• [GIVEN INSTRUCTION]:
Give only the number of lines below that contain the word "Pascal".
## Start DATASET EXCERPTS
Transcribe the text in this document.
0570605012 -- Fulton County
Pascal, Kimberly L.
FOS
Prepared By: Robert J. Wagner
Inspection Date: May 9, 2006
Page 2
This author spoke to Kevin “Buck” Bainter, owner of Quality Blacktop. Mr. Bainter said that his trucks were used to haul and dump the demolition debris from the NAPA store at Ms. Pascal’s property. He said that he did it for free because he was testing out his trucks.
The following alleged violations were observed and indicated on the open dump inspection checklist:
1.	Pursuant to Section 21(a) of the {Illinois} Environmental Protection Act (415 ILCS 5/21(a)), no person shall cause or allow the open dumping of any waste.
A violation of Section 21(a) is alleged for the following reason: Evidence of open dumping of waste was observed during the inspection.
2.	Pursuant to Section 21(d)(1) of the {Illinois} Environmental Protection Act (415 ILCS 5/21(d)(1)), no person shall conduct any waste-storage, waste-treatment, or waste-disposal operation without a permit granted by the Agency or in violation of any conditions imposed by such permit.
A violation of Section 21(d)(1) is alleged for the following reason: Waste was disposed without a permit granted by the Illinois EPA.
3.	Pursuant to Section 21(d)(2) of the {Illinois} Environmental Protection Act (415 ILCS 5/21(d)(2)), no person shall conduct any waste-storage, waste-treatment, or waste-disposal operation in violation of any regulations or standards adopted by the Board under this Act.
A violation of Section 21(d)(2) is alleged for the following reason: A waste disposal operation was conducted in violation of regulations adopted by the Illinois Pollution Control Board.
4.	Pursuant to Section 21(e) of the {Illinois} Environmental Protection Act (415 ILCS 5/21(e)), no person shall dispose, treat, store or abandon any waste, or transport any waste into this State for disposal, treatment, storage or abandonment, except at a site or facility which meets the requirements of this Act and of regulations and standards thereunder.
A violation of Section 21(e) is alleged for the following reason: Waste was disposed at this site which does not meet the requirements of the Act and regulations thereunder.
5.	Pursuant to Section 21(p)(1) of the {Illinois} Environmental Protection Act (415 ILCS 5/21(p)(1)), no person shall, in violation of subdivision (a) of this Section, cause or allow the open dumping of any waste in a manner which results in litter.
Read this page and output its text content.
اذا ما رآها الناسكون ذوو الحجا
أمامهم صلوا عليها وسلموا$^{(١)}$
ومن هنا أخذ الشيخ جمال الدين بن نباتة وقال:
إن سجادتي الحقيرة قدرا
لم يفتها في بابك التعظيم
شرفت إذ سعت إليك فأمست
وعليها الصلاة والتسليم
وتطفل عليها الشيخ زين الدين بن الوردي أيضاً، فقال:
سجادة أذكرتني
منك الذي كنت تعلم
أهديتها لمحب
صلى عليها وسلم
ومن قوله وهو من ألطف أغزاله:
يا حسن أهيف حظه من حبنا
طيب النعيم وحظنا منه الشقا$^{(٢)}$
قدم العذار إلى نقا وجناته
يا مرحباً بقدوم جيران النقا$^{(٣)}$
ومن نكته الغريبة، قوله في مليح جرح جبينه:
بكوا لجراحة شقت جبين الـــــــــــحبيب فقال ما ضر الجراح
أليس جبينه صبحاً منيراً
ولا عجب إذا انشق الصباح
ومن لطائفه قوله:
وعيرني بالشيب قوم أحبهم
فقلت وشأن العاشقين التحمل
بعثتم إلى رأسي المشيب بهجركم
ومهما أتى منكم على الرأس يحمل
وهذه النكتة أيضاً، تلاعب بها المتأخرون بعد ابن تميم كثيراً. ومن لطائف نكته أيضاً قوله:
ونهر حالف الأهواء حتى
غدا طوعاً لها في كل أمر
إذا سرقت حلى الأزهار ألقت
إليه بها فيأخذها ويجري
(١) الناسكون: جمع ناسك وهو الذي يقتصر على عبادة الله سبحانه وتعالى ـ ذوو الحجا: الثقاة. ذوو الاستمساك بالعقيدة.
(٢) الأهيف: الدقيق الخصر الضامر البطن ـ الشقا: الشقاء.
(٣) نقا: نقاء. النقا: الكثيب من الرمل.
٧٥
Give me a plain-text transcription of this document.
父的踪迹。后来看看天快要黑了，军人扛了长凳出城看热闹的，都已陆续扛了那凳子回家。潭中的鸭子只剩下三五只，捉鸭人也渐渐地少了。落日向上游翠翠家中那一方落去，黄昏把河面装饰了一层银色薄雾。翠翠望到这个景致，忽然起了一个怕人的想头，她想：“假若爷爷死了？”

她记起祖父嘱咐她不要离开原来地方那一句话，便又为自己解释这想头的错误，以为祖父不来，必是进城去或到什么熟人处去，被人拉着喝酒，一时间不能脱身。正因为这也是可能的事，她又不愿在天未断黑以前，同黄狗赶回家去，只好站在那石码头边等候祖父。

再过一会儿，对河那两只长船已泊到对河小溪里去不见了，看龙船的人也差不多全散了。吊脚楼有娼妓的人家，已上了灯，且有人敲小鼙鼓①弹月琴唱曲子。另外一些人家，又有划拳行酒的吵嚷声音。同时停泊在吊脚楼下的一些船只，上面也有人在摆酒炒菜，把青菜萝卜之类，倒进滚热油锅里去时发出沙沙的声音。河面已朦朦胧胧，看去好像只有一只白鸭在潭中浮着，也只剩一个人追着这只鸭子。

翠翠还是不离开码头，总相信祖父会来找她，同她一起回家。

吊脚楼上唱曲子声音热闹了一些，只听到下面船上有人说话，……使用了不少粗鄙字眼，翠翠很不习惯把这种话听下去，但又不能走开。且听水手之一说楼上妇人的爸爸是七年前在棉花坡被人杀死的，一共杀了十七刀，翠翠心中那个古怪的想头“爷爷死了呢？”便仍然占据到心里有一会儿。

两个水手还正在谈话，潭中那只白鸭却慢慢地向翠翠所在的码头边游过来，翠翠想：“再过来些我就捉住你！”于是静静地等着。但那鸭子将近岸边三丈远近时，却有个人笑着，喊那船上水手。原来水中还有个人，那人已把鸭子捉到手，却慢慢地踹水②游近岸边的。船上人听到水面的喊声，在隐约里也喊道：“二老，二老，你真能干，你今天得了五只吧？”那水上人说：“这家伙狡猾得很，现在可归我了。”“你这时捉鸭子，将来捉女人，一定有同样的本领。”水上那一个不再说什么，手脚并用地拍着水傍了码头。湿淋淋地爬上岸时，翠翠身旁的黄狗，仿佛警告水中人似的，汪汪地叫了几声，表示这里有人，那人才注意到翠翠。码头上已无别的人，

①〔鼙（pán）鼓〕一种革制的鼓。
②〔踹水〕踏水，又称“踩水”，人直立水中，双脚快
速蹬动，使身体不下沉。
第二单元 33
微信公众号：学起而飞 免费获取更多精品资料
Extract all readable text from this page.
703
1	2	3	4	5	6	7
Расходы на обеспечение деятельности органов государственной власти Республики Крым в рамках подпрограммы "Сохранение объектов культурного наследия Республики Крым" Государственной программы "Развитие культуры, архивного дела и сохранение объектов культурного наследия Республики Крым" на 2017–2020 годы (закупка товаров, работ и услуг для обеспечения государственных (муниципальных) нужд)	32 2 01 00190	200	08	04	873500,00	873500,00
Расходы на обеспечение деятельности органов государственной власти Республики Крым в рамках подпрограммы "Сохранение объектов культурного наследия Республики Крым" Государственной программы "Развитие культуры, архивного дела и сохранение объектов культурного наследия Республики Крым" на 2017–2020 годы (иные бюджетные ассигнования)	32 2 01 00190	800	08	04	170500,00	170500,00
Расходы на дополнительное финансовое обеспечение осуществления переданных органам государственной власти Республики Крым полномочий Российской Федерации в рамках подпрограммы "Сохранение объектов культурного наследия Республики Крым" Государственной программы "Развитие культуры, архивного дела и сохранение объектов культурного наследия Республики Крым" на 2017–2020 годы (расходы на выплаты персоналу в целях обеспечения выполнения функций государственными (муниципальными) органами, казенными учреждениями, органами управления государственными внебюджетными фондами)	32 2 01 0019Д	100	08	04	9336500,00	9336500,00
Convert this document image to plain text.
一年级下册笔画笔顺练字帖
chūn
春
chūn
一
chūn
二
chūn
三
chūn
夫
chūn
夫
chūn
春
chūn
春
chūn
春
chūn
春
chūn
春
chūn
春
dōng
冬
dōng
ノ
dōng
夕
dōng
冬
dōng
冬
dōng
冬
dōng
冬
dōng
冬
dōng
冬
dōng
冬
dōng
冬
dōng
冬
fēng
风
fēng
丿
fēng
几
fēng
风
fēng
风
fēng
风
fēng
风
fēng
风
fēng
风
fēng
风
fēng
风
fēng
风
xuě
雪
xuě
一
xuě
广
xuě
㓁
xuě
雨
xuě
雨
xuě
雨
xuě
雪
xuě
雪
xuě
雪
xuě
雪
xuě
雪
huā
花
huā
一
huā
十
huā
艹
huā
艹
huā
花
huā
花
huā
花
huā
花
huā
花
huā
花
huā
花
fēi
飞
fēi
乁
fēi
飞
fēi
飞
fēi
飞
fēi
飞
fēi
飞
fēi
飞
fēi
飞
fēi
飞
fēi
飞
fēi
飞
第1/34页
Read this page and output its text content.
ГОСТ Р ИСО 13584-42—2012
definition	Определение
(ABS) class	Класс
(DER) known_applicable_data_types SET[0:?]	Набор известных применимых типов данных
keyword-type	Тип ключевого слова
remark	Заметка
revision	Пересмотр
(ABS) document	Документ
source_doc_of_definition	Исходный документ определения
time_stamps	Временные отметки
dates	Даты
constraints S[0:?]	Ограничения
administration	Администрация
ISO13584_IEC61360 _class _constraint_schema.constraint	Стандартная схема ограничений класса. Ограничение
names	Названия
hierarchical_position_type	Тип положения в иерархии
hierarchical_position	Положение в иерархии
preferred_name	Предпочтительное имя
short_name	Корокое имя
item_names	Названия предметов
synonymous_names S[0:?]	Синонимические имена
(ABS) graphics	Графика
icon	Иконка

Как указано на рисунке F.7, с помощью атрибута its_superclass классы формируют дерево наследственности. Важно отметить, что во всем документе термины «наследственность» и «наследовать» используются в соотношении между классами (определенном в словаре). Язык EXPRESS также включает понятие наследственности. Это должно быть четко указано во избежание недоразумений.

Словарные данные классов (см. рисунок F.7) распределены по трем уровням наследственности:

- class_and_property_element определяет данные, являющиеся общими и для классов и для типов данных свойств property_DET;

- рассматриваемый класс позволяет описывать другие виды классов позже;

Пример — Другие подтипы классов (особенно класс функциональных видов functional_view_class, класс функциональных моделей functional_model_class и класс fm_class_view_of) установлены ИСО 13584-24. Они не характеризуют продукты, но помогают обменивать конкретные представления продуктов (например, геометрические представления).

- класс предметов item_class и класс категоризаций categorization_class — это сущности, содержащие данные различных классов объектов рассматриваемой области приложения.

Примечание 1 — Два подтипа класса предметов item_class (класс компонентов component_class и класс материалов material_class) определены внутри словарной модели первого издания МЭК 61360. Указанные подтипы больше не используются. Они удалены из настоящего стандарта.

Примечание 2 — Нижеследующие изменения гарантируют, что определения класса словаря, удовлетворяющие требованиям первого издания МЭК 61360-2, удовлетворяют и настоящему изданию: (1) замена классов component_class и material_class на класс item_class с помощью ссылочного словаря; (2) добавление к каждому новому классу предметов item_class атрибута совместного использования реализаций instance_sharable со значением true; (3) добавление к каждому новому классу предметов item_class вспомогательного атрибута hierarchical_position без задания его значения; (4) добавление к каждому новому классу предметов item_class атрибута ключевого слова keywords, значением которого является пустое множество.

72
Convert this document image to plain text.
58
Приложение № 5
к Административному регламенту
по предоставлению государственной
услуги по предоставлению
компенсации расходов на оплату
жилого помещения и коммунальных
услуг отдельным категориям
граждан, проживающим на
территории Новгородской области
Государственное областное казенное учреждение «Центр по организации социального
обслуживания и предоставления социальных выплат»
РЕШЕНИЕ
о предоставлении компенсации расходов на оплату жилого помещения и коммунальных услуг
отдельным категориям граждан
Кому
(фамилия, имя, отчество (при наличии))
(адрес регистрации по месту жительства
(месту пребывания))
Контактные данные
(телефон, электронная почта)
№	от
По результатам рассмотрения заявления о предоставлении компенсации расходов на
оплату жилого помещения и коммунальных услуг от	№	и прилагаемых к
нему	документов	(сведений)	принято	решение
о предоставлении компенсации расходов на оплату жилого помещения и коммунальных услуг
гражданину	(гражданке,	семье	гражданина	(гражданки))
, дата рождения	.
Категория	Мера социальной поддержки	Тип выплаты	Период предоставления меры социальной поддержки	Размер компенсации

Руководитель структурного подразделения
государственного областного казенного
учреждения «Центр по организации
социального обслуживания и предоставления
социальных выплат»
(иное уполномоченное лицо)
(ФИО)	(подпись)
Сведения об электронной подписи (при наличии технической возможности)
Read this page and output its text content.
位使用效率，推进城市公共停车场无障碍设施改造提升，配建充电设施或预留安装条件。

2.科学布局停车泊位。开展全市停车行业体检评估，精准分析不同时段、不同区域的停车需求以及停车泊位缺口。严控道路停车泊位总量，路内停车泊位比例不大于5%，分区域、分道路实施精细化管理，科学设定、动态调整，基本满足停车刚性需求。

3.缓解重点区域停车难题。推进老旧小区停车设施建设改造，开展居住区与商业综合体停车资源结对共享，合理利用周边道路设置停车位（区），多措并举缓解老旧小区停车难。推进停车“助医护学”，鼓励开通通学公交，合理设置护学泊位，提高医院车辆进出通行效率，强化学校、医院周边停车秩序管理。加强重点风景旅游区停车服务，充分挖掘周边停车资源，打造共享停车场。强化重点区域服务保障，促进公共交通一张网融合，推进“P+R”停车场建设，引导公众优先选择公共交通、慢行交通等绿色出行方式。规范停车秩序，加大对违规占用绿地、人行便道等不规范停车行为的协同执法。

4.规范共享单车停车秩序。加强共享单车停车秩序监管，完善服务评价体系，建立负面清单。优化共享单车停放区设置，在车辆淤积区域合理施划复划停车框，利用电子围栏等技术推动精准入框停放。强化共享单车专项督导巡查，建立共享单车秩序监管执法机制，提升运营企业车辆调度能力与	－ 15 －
## End DATASET EXCERPTS
• [RESPONSE TO THE TASK]:
2